*Work to do*. Exactly repeat the full listing that follows.
###
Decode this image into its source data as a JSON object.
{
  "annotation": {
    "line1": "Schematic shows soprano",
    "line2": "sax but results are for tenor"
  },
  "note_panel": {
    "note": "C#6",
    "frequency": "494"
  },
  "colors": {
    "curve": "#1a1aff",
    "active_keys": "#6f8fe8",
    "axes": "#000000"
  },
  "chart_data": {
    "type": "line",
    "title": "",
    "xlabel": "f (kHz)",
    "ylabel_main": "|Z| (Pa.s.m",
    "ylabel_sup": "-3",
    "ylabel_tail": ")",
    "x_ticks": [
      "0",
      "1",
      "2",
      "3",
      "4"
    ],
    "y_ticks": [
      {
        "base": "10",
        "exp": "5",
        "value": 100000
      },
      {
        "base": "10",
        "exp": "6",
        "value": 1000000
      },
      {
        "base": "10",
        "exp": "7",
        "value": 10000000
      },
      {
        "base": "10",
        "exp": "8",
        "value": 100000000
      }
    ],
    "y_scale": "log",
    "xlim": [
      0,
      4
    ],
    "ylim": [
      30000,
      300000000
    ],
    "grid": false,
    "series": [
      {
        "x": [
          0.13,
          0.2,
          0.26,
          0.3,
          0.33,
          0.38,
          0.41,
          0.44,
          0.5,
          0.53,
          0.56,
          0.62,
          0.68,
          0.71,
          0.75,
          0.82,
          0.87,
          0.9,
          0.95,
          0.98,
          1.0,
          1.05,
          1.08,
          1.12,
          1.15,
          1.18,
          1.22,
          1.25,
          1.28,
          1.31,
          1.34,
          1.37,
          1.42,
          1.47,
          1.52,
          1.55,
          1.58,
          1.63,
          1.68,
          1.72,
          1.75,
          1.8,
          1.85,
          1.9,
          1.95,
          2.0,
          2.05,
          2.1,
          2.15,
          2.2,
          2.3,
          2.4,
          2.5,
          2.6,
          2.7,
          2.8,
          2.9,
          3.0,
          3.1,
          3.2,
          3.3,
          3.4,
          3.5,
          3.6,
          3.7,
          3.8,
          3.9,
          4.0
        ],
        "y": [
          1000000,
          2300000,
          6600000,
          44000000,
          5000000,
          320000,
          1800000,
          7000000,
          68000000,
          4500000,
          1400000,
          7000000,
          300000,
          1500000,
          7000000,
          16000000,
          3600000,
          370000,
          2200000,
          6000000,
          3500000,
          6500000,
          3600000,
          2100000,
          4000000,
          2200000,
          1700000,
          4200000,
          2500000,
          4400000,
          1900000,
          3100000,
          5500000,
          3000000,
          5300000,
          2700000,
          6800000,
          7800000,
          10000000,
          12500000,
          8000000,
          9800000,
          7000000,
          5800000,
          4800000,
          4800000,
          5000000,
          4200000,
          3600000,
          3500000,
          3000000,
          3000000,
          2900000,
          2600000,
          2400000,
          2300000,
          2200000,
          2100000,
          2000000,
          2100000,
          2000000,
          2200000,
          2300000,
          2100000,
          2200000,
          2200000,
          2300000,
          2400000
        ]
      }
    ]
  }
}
###
*Answer in full*.
Decode this image into its source data as a JSON object.
{
  "annotation": {
    "line1": "Schematic shows soprano",
    "line2": "sax but results are for tenor"
  },
  "note_panel": {
    "note": "C#6",
    "frequency": "494"
  },
  "colors": {
    "curve": "#1a1aff",
    "active_keys": "#6f8fe8",
    "axes": "#000000"
  },
  "chart_data": {
    "type": "line",
    "title": "",
    "xlabel": "f (kHz)",
    "ylabel_main": "|Z| (Pa.s.m",
    "ylabel_sup": "-3",
    "ylabel_tail": ")",
    "x_ticks": [
      "0",
      "1",
      "2",
      "3",
      "4"
    ],
    "y_ticks": [
      {
        "base": "10",
        "exp": "5",
        "value": 100000
      },
      {
        "base": "10",
        "exp": "6",
        "value": 1000000
      },
      {
        "base": "10",
        "exp": "7",
        "value": 10000000
      },
      {
        "base": "10",
        "exp": "8",
        "value": 100000000
      }
    ],
    "y_scale": "log",
    "xlim": [
      0,
      4
    ],
    "ylim": [
      30000,
      300000000
    ],
    "grid": false,
    "series": [
      {
        "x": [
          0.13,
          0.2,
          0.26,
          0.3,
          0.33,
          0.38,
          0.41,
          0.44,
          0.5,
          0.53,
          0.56,
          0.62,
          0.68,
          0.71,
          0.75,
          0.82,
          0.87,
          0.9,
          0.95,
          0.98,
          1.0,
          1.05,
          1.08,
          1.12,
          1.15,
          1.18,
          1.22,
          1.25,
          1.28,
          1.31,
          1.34,
          1.37,
          1.42,
          1.47,
          1.52,
          1.55,
          1.58,
          1.63,
          1.68,
          1.72,
          1.75,
          1.8,
          1.85,
          1.9,
          1.95,
          2.0,
          2.05,
          2.1,
          2.15,
          2.2,
          2.3,
          2.4,
          2.5,
          2.6,
          2.7,
          2.8,
          2.9,
          3.0,
          3.1,
          3.2,
          3.3,
          3.4,
          3.5,
          3.6,
          3.7,
          3.8,
          3.9,
          4.0
        ],
        "y": [
          1000000,
          2300000,
          6600000,
          44000000,
          5000000,
          320000,
          1800000,
          7000000,
          68000000,
          4500000,
          1400000,
          7000000,
          300000,
          1500000,
          7000000,
          16000000,
          3600000,
          370000,
          2200000,
          6000000,
          3500000,
          6500000,
          3600000,
          2100000,
          4000000,
          2200000,
          1700000,
          4200000,
          2500000,
          4400000,
          1900000,
          3100000,
          5500000,
          3000000,
          5300000,
          2700000,
          6800000,
          7800000,
          10000000,
          12500000,
          8000000,
          9800000,
          7000000,
          5800000,
          4800000,
          4800000,
          5000000,
          4200000,
          3600000,
          3500000,
          3000000,
          3000000,
          2900000,
          2600000,
          2400000,
          2300000,
          2200000,
          2100000,
          2000000,
          2100000,
          2000000,
          2200000,
          2300000,
          2100000,
          2200000,
          2200000,
          2300000,
          2400000
        ]
      }
    ]
  }
}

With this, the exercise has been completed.